### EXERCISE DETAILS
Take each line containing the word "Receipt" and copy it.

### MATERIAL PROVIDED

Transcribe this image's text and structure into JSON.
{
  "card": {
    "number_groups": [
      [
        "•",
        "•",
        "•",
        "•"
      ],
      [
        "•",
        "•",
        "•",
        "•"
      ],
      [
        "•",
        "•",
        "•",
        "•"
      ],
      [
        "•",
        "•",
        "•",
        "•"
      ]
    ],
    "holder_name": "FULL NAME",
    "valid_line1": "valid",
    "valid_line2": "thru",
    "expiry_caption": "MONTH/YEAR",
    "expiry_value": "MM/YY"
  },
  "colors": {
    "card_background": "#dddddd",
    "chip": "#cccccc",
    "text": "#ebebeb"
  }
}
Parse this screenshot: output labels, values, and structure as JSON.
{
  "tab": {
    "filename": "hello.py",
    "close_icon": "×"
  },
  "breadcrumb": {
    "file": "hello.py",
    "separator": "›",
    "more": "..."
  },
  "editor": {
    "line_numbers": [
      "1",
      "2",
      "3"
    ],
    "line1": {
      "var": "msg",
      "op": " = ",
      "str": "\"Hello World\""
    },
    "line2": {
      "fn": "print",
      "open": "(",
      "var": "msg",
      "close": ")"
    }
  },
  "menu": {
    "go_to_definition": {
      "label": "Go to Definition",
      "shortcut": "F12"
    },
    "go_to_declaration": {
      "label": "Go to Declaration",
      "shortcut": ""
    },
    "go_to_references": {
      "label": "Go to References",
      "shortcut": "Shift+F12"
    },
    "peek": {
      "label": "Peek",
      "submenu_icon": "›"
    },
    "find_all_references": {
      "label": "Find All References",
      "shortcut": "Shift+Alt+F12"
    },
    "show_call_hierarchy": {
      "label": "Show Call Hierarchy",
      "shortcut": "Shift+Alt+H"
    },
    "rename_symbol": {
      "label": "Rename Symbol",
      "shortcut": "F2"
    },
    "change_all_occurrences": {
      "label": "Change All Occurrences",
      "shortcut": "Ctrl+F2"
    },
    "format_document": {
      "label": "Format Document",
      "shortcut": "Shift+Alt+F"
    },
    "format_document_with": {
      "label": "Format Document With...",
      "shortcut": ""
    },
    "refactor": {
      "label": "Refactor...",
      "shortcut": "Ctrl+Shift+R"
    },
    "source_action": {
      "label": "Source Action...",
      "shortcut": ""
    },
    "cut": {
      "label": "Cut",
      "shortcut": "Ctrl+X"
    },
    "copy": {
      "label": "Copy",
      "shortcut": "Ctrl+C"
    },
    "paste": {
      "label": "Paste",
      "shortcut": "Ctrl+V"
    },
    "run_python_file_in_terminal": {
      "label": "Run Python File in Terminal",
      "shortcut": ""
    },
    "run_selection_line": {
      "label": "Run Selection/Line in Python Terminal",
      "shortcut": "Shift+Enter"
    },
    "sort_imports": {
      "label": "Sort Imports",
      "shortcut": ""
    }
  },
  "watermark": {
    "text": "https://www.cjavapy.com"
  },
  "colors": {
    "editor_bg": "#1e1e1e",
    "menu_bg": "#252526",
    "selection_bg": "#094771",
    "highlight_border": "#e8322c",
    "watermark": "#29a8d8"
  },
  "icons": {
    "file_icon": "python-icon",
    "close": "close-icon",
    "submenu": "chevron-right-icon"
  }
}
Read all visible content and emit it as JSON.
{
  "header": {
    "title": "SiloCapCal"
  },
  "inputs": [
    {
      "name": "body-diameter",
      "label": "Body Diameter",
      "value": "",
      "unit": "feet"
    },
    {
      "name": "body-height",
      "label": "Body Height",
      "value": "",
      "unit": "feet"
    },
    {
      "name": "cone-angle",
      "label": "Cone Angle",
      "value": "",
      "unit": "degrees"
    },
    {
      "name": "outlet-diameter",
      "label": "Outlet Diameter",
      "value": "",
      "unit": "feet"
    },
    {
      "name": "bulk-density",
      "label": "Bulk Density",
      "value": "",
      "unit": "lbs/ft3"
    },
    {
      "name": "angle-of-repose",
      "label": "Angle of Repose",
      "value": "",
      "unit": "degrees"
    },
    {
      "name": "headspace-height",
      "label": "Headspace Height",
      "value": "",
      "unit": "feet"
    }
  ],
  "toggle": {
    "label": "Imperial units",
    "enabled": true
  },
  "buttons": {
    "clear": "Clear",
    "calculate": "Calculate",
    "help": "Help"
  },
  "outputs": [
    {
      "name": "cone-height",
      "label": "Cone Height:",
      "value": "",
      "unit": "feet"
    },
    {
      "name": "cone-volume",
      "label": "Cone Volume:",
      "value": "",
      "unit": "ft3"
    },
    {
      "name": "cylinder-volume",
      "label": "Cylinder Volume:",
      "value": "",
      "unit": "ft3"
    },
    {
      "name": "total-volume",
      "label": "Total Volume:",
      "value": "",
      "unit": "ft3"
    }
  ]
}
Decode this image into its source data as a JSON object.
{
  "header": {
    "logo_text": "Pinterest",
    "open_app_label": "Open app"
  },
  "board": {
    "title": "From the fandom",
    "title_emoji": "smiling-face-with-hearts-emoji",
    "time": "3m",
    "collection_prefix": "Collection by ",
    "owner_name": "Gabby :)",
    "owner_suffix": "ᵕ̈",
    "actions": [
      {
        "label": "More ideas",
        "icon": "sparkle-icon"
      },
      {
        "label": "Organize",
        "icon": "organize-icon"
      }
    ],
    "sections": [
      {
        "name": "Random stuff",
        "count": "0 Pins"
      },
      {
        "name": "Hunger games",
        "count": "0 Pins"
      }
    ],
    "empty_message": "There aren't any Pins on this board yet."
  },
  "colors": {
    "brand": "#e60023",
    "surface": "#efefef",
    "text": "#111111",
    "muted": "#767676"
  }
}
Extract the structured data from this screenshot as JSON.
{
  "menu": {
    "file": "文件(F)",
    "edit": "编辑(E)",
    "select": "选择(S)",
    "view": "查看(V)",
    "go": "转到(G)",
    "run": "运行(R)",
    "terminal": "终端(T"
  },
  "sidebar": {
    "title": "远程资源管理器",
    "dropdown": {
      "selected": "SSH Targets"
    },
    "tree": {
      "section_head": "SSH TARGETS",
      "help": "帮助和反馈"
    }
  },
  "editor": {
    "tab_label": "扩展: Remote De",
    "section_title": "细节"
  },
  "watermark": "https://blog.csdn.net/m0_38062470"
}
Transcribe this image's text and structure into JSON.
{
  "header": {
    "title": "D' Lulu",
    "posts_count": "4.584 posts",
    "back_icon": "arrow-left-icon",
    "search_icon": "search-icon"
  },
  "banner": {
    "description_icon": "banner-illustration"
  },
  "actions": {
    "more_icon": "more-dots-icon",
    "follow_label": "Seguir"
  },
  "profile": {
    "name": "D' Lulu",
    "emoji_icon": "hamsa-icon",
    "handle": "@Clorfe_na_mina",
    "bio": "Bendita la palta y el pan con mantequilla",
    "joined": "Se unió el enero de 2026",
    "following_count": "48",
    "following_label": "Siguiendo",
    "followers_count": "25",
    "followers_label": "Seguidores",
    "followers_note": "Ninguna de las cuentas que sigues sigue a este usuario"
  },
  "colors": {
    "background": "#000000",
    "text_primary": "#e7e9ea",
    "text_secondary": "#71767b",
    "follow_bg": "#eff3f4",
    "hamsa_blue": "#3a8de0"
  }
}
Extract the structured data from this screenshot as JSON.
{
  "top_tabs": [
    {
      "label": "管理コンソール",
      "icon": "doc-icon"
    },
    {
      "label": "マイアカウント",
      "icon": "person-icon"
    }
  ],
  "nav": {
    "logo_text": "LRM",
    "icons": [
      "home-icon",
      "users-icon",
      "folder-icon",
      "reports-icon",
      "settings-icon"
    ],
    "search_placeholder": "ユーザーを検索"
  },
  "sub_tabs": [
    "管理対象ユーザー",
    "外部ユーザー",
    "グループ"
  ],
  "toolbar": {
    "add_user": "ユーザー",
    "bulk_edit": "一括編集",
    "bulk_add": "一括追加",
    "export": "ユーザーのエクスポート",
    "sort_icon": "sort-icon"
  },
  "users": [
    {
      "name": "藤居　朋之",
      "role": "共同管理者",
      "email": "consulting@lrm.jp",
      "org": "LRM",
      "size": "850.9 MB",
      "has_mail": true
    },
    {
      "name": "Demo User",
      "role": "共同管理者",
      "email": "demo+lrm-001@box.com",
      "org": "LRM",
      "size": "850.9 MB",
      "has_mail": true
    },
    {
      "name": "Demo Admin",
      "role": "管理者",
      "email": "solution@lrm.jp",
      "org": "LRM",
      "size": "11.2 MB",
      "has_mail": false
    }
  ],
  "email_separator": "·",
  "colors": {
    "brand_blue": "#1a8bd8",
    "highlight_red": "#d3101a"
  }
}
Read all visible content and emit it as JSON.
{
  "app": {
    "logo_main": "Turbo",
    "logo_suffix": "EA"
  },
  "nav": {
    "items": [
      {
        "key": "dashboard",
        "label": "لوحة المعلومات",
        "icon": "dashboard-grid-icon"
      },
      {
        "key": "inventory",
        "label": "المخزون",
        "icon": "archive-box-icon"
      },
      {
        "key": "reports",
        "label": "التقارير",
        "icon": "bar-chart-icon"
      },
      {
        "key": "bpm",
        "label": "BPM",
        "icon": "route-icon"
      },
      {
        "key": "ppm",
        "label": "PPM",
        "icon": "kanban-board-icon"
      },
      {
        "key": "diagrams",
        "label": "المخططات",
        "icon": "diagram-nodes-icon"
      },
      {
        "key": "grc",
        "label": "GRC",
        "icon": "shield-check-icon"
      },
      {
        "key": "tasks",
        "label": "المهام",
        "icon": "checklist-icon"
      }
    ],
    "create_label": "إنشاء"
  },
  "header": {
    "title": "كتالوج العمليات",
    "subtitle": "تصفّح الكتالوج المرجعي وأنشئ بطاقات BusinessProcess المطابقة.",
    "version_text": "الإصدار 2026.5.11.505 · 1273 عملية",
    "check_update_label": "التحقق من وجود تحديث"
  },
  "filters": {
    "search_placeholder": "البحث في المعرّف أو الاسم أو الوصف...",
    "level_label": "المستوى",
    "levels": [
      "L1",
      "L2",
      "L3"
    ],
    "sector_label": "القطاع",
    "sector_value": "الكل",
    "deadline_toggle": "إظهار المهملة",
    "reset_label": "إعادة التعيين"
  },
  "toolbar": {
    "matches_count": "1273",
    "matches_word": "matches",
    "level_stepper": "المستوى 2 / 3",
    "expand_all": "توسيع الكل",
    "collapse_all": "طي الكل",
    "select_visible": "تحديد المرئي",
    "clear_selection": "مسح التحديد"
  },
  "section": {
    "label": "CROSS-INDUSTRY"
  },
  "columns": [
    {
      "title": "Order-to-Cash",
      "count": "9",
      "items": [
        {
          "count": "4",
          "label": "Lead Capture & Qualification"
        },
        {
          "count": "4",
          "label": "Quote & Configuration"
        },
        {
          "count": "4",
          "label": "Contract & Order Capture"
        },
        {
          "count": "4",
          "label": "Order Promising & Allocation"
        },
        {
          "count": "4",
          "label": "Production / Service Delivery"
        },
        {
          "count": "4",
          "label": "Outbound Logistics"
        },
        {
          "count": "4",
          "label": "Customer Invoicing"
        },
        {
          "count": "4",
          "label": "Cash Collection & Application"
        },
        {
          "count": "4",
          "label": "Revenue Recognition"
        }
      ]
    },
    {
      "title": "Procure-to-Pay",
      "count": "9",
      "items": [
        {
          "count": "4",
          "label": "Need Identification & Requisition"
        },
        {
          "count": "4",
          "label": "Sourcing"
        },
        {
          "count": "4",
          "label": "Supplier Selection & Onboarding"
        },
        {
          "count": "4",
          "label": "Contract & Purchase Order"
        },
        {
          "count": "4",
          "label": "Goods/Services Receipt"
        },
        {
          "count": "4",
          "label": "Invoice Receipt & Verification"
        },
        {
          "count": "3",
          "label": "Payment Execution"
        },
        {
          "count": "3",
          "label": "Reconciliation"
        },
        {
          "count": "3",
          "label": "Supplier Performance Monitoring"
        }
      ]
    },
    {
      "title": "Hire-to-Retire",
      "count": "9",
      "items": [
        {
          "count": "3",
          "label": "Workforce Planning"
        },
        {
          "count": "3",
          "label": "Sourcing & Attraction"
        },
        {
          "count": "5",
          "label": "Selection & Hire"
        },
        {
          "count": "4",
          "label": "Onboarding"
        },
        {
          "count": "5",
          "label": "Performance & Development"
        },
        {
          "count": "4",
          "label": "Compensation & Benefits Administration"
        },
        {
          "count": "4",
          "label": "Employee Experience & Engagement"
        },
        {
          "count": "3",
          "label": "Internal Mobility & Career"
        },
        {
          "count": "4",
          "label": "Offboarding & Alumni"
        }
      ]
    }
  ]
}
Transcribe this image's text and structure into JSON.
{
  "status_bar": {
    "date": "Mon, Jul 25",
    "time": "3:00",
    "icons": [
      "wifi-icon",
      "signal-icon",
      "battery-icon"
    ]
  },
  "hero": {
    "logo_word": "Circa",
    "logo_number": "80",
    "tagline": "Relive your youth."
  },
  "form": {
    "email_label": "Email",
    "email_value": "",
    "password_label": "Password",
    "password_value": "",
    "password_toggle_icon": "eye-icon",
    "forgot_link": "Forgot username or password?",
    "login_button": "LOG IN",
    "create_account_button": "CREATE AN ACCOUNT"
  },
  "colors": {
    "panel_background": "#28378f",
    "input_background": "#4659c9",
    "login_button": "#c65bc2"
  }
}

### RESPONSE
          "label": "Goods/Services Receipt"
          "label": "Invoice Receipt & Verification"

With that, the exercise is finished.